**PROBLEM TO WORK ON**
Single out the lines that include the word "this". Copy them.
====== MATERIAL PROVIDED
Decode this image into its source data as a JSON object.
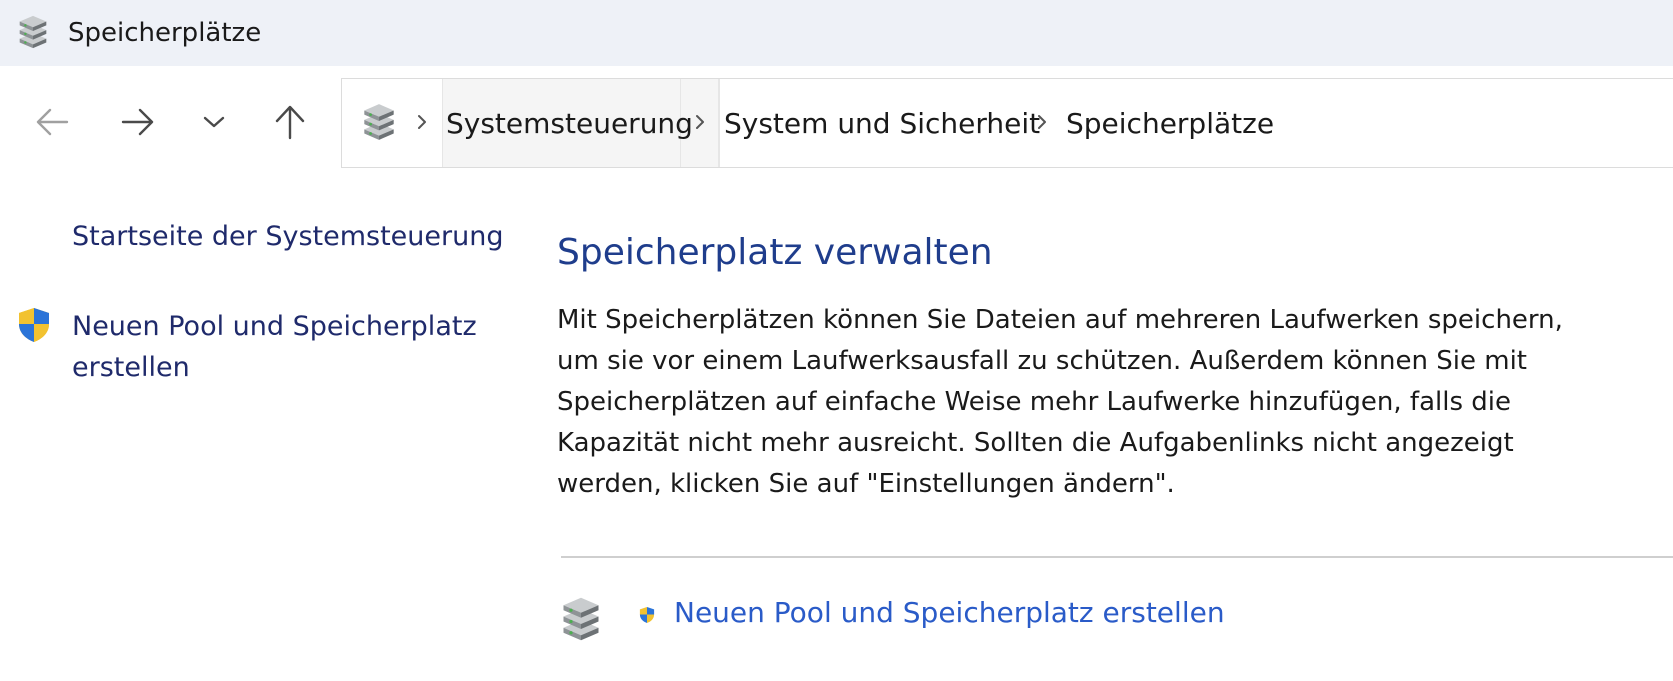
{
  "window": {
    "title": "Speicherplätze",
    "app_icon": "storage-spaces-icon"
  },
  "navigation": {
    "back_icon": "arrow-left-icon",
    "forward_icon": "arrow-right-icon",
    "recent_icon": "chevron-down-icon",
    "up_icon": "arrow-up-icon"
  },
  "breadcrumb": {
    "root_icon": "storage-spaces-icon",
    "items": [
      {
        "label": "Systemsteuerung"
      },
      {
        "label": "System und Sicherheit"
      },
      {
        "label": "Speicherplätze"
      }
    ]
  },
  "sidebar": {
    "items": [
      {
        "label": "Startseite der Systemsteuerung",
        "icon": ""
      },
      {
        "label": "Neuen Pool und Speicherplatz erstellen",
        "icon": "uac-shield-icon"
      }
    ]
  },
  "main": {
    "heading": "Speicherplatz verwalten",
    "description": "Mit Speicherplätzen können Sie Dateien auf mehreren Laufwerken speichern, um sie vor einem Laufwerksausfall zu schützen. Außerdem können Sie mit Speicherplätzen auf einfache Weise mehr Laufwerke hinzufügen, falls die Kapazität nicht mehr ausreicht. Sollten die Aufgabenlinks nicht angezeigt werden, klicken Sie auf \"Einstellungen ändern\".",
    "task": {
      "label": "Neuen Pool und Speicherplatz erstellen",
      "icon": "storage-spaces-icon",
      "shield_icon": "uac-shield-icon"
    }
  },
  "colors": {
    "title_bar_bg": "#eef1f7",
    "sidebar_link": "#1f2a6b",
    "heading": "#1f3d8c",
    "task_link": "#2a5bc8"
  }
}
============
====== MATERIAL PROVIDED
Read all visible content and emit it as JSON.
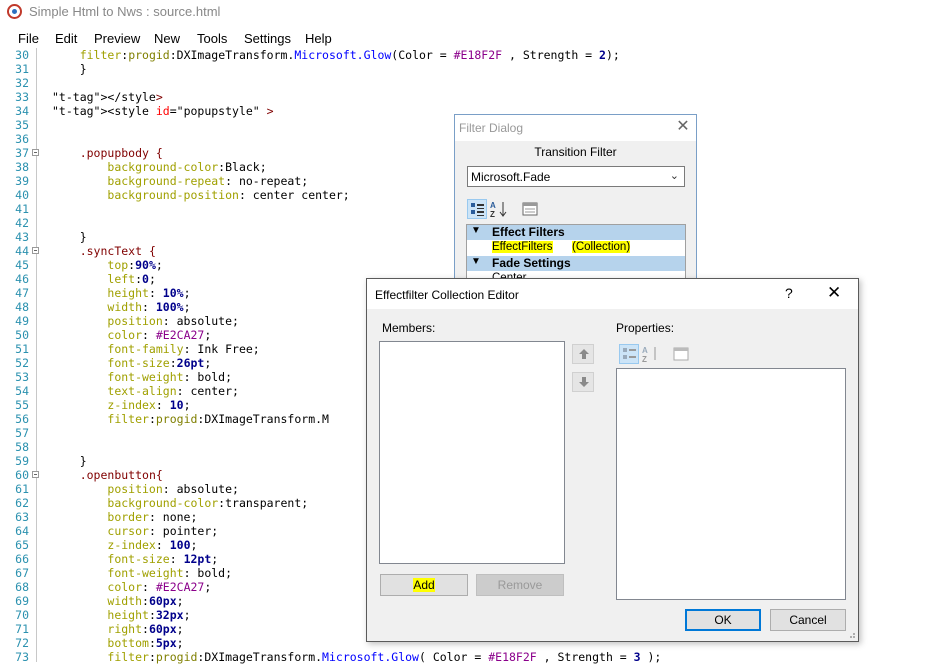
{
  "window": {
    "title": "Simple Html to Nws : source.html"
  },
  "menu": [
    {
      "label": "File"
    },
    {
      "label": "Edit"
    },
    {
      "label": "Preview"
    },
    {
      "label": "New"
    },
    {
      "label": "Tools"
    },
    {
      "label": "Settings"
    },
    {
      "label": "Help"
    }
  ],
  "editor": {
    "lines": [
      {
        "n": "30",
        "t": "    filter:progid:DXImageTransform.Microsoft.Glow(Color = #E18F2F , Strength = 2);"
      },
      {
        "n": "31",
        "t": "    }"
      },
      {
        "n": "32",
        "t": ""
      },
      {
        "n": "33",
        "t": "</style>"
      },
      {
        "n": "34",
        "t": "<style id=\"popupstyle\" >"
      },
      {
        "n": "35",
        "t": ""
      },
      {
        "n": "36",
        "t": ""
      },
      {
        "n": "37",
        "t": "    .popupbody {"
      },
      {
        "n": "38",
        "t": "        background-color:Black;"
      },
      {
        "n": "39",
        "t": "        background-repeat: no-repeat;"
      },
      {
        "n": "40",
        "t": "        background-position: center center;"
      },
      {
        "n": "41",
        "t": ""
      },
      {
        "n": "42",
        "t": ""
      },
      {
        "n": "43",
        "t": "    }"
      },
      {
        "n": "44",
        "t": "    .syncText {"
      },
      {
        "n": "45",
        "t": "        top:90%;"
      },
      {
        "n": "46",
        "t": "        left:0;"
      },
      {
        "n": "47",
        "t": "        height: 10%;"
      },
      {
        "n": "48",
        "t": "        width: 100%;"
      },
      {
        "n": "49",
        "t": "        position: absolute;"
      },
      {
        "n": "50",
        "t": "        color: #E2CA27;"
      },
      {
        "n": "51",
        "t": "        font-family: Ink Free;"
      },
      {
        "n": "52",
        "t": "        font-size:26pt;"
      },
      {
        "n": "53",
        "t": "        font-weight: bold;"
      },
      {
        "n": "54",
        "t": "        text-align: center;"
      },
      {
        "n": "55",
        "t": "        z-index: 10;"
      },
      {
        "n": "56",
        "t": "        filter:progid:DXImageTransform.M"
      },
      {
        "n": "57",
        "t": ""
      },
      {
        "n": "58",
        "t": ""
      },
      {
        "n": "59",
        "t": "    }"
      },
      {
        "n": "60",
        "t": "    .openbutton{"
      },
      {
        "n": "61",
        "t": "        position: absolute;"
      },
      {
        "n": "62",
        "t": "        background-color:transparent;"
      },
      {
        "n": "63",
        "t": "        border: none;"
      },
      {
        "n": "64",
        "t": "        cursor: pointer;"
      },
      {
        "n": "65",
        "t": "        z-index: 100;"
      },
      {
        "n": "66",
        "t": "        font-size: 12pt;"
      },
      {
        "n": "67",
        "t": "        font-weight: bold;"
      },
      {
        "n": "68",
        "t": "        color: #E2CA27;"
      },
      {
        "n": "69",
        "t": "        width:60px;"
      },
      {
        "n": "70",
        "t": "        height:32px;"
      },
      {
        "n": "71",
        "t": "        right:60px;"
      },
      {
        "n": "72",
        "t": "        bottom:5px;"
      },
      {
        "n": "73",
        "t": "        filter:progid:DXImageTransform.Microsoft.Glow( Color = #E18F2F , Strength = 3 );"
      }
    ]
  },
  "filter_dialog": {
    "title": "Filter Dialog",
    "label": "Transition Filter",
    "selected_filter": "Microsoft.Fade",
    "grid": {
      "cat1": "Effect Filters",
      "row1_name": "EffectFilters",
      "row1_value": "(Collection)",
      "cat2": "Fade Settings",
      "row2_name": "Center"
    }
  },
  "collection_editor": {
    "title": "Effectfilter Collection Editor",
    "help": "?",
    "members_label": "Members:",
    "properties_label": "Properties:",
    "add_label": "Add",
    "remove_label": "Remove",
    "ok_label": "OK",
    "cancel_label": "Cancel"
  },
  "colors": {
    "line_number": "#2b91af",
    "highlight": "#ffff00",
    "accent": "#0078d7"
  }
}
============
====== MATERIAL PROVIDED
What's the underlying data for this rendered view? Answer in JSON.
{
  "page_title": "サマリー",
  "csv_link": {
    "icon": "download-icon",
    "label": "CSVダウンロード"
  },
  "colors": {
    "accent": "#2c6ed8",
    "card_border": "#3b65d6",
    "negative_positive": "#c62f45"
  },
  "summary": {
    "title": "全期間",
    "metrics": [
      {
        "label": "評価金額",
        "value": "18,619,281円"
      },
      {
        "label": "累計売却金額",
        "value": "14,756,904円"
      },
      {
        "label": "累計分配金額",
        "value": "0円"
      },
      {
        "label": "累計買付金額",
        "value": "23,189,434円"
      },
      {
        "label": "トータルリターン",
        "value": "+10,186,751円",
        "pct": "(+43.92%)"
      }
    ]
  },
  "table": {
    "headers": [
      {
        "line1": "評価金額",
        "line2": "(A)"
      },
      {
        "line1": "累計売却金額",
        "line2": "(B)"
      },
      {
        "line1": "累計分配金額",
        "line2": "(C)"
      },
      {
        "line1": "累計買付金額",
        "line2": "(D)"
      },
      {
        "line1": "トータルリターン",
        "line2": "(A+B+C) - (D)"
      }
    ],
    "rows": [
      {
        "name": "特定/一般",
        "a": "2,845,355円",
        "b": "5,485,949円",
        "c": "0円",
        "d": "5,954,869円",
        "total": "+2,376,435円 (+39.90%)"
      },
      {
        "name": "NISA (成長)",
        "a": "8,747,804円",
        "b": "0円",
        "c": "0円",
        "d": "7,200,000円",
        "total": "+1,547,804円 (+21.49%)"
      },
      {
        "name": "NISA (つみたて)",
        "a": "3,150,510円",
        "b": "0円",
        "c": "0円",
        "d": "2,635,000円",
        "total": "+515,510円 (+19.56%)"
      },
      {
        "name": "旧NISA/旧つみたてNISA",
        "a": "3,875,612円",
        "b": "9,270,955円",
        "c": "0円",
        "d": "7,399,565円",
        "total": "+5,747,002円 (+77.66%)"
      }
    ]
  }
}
============
**THE RESPONSE**
Decode this image into its source data as a JSON object.
What's the underlying data for this rendered view? Answer in JSON.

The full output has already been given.